Start DATA FOR THIS EXERCISE
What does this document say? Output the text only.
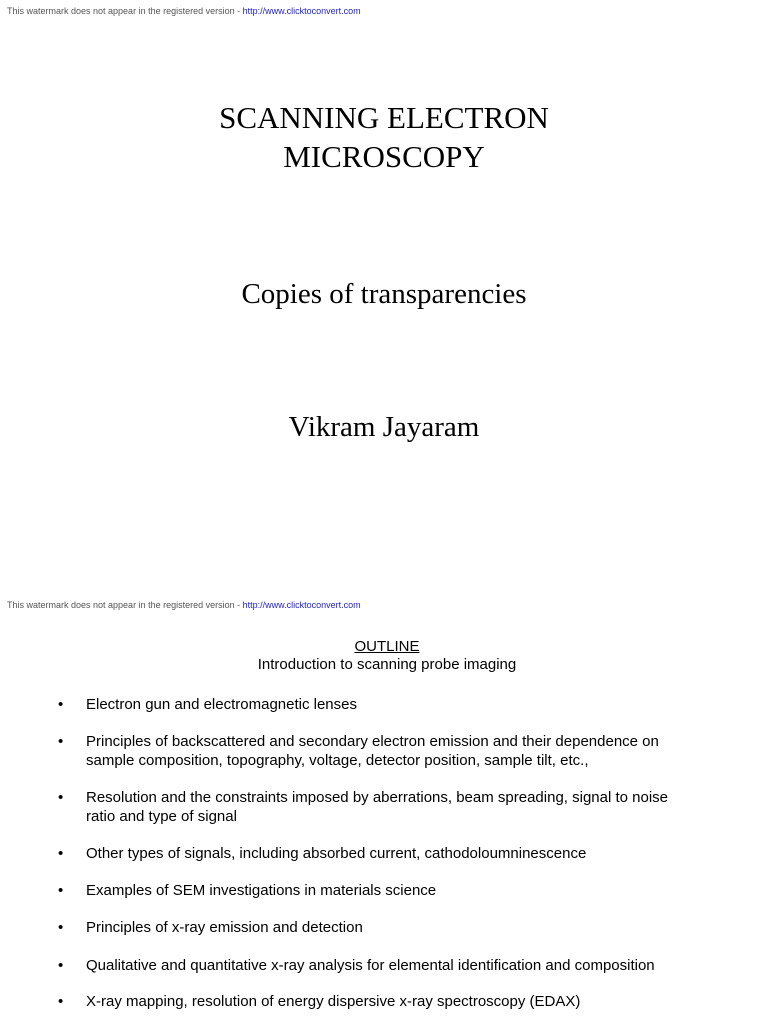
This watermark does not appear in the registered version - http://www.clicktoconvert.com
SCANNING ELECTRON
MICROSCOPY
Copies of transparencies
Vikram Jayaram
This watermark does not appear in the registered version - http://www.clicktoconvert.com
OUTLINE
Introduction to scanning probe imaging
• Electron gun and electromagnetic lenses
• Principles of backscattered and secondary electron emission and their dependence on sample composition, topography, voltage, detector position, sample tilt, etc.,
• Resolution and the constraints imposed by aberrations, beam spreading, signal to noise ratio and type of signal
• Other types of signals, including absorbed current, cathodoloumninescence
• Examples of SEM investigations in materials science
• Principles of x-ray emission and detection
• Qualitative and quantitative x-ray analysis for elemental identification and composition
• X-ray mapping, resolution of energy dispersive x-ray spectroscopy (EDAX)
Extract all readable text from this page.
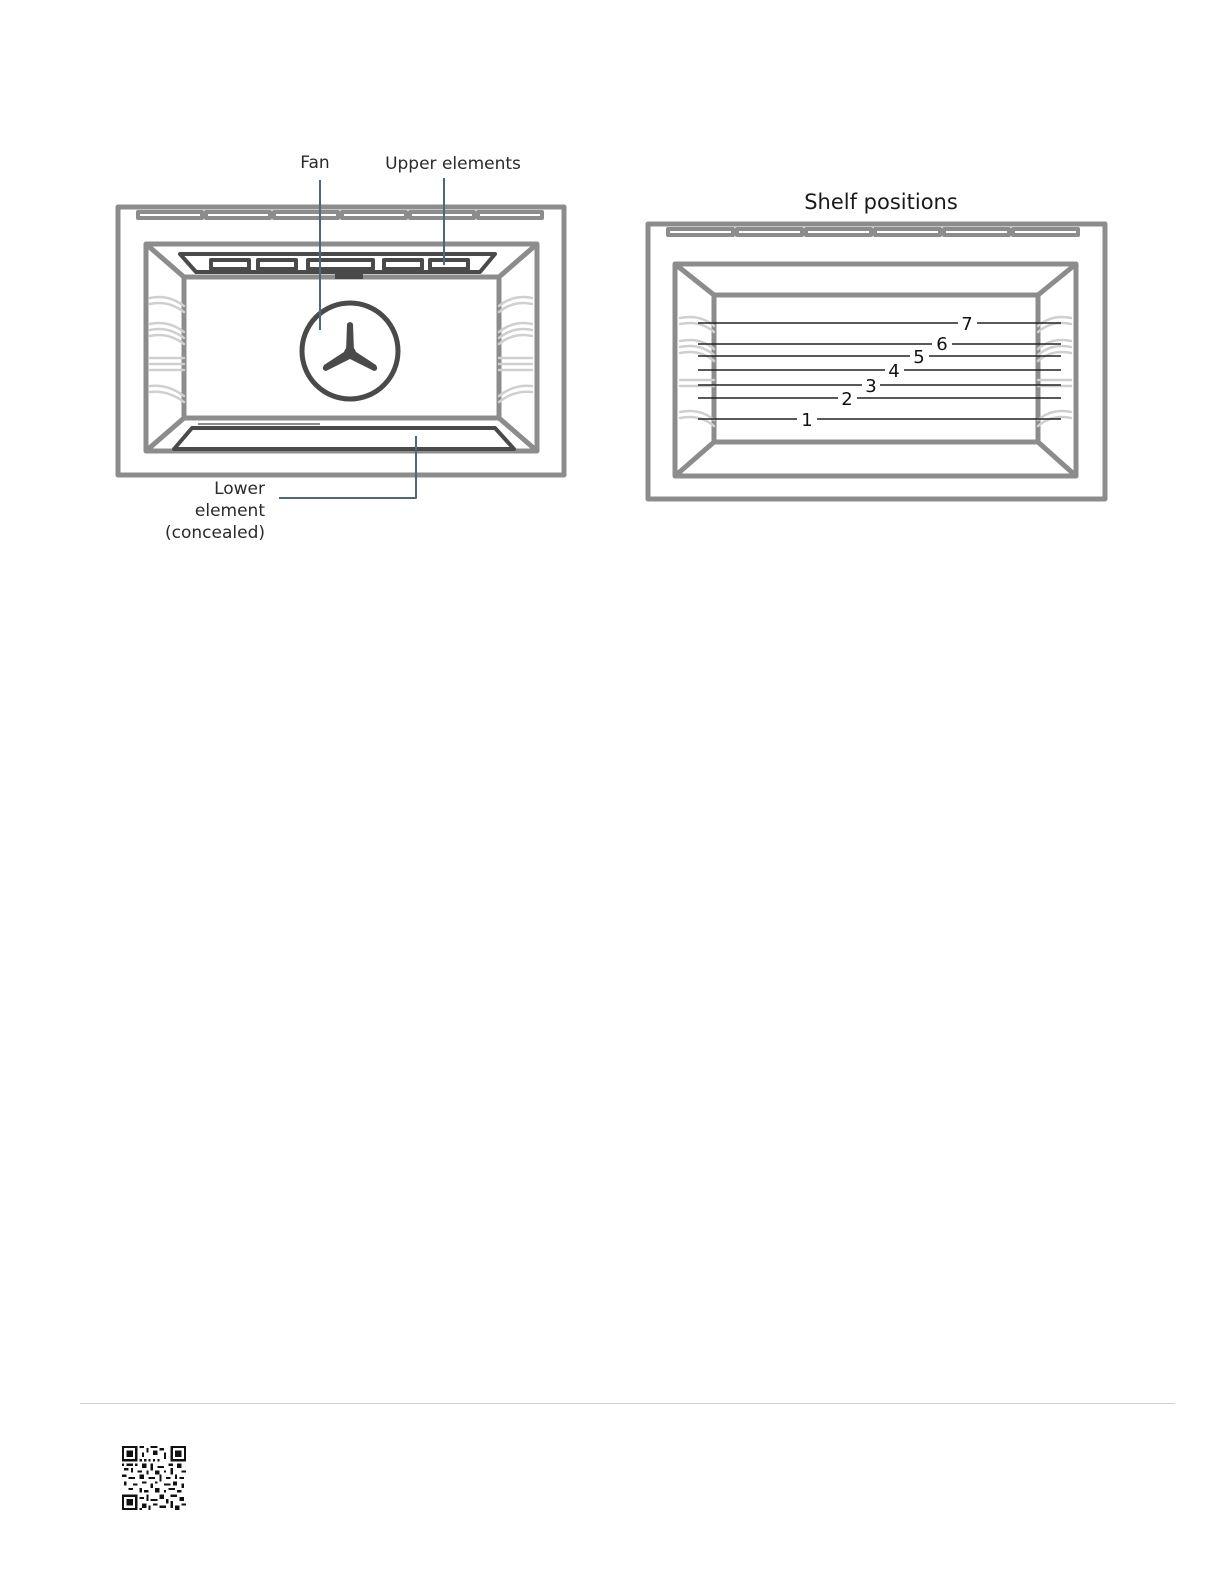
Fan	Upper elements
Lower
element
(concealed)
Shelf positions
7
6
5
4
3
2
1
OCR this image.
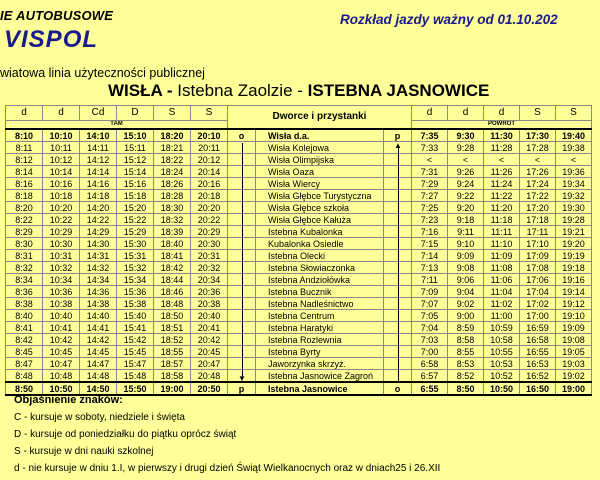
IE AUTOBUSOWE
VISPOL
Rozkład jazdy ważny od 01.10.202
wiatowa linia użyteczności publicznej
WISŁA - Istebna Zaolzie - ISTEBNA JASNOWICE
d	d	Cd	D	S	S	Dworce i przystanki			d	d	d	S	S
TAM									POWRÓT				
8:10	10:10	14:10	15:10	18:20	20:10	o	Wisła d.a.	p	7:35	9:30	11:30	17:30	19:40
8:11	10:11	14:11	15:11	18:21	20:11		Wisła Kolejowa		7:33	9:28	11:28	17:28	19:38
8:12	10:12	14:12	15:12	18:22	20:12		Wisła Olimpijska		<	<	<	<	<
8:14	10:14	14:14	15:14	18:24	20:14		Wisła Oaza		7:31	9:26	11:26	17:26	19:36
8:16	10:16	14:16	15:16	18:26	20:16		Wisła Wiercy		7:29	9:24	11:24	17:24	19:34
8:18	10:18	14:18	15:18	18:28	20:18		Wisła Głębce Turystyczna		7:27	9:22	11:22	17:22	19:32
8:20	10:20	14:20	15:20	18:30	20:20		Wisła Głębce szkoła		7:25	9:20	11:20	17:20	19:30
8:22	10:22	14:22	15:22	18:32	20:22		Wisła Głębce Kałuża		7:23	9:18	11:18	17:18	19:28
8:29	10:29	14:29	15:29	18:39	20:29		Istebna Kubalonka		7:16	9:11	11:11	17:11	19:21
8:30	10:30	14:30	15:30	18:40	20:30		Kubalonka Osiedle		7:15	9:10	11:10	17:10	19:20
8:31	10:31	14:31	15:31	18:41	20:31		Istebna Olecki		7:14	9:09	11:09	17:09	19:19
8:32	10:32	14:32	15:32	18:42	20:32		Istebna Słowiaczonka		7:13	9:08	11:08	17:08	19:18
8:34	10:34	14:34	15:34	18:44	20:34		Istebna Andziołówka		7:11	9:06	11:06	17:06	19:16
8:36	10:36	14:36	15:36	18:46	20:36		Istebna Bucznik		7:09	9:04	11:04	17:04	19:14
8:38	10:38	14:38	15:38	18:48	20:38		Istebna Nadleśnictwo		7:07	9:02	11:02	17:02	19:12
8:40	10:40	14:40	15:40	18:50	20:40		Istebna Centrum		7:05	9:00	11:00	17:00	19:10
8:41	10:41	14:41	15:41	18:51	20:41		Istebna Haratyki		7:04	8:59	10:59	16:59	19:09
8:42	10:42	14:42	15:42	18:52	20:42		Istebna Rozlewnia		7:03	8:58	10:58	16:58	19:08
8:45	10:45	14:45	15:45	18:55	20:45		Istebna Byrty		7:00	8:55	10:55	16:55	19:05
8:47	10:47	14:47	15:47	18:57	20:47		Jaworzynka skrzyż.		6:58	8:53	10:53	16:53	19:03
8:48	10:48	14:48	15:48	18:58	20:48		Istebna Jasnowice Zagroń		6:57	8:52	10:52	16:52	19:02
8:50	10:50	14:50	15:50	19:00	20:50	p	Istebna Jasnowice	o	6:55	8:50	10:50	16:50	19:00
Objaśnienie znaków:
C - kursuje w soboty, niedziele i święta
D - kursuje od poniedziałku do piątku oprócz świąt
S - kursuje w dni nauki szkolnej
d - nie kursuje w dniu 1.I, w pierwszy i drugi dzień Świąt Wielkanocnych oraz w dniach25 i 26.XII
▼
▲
End DATA FOR THIS EXERCISE
**GOAL:** From the data above, show each line that contains "Kubalonka".

**SOLUTION FOR THIS EXERCISE:**
8:29	10:29	14:29	15:29	18:39	20:29		Istebna Kubalonka		7:16	9:11	11:11	17:11	19:21
8:30	10:30	14:30	15:30	18:40	20:30		Kubalonka Osiedle		7:15	9:10	11:10	17:10	19:20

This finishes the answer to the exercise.